EXERCISE REQUIREMENTS
Repeat all the material exactly; pictures stay out of your copy.

..............................

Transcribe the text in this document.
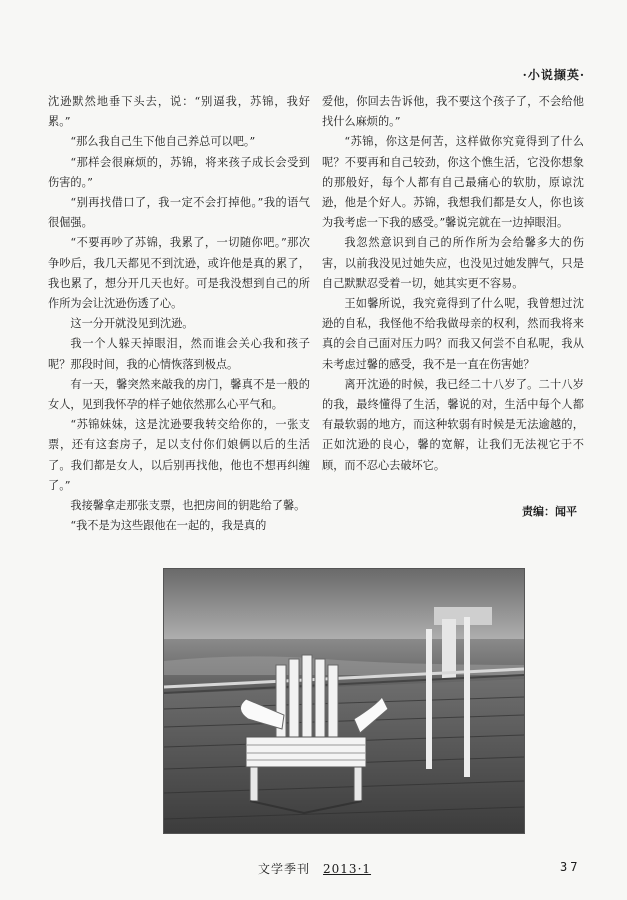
·小说撷英·

沈逊默然地垂下头去，说：“别逼我，苏锦，我好累。”

“那么我自己生下他自己养总可以吧。”

“那样会很麻烦的，苏锦，将来孩子成长会受到伤害的。”

“别再找借口了，我一定不会打掉他。”我的语气很倔强。

“不要再吵了苏锦，我累了，一切随你吧。”那次争吵后，我几天都见不到沈逊，或许他是真的累了，我也累了，想分开几天也好。可是我没想到自己的所作所为会让沈逊伤透了心。

这一分开就没见到沈逊。

我一个人躲天掉眼泪，然而谁会关心我和孩子呢？那段时间，我的心情恢落到极点。

有一天，馨突然来敲我的房门，馨真不是一般的女人，见到我怀孕的样子她依然那么心平气和。

“苏锦妹妹，这是沈逊要我转交给你的，一张支票，还有这套房子，足以支付你们娘俩以后的生活了。我们都是女人，以后别再找他，他也不想再纠缠了。”

我接馨拿走那张支票，也把房间的钥匙给了馨。

“我不是为这些跟他在一起的，我是真的

爱他，你回去告诉他，我不要这个孩子了，不会给他找什么麻烦的。”

“苏锦，你这是何苦，这样做你究竟得到了什么呢？不要再和自己较劲，你这个憔生活，它没你想象的那般好，每个人都有自己最痛心的软肋，原谅沈逊，他是个好人。苏锦，我想我们都是女人，你也该为我考虑一下我的感受。”馨说完就在一边掉眼泪。

我忽然意识到自己的所作所为会给馨多大的伤害，以前我没见过她失应，也没见过她发脾气，只是自己默默忍受着一切，她其实更不容易。

王如馨所说，我究竟得到了什么呢，我曾想过沈逊的自私，我怪他不给我做母亲的权利，然而我将来真的会自己面对压力吗？而我又何尝不自私呢，我从未考虑过馨的感受，我不是一直在伤害她？

离开沈逊的时候，我已经二十八岁了。二十八岁的我，最终懂得了生活，馨说的对，生活中每个人都有最软弱的地方，而这种软弱有时候是无法逾越的，正如沈逊的良心，馨的宽解，让我们无法视它于不顾，而不忍心去破坏它。

责编：闻平
文学季刊　 2013·1	37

..............................

ANSWER BELOW
Transcribe the text in this document.
·小说撷英·

沈逊默然地垂下头去，说：“别逼我，苏锦，我好累。”

“那么我自己生下他自己养总可以吧。”

“那样会很麻烦的，苏锦，将来孩子成长会受到伤害的。”

“别再找借口了，我一定不会打掉他。”我的语气很倔强。

“不要再吵了苏锦，我累了，一切随你吧。”那次争吵后，我几天都见不到沈逊，或许他是真的累了，我也累了，想分开几天也好。可是我没想到自己的所作所为会让沈逊伤透了心。

这一分开就没见到沈逊。

我一个人躲天掉眼泪，然而谁会关心我和孩子呢？那段时间，我的心情恢落到极点。

有一天，馨突然来敲我的房门，馨真不是一般的女人，见到我怀孕的样子她依然那么心平气和。

“苏锦妹妹，这是沈逊要我转交给你的，一张支票，还有这套房子，足以支付你们娘俩以后的生活了。我们都是女人，以后别再找他，他也不想再纠缠了。”

我接馨拿走那张支票，也把房间的钥匙给了馨。

“我不是为这些跟他在一起的，我是真的

爱他，你回去告诉他，我不要这个孩子了，不会给他找什么麻烦的。”

“苏锦，你这是何苦，这样做你究竟得到了什么呢？不要再和自己较劲，你这个憔生活，它没你想象的那般好，每个人都有自己最痛心的软肋，原谅沈逊，他是个好人。苏锦，我想我们都是女人，你也该为我考虑一下我的感受。”馨说完就在一边掉眼泪。

我忽然意识到自己的所作所为会给馨多大的伤害，以前我没见过她失应，也没见过她发脾气，只是自己默默忍受着一切，她其实更不容易。

王如馨所说，我究竟得到了什么呢，我曾想过沈逊的自私，我怪他不给我做母亲的权利，然而我将来真的会自己面对压力吗？而我又何尝不自私呢，我从未考虑过馨的感受，我不是一直在伤害她？

离开沈逊的时候，我已经二十八岁了。二十八岁的我，最终懂得了生活，馨说的对，生活中每个人都有最软弱的地方，而这种软弱有时候是无法逾越的，正如沈逊的良心，馨的宽解，让我们无法视它于不顾，而不忍心去破坏它。

责编：闻平
文学季刊　 2013·1	37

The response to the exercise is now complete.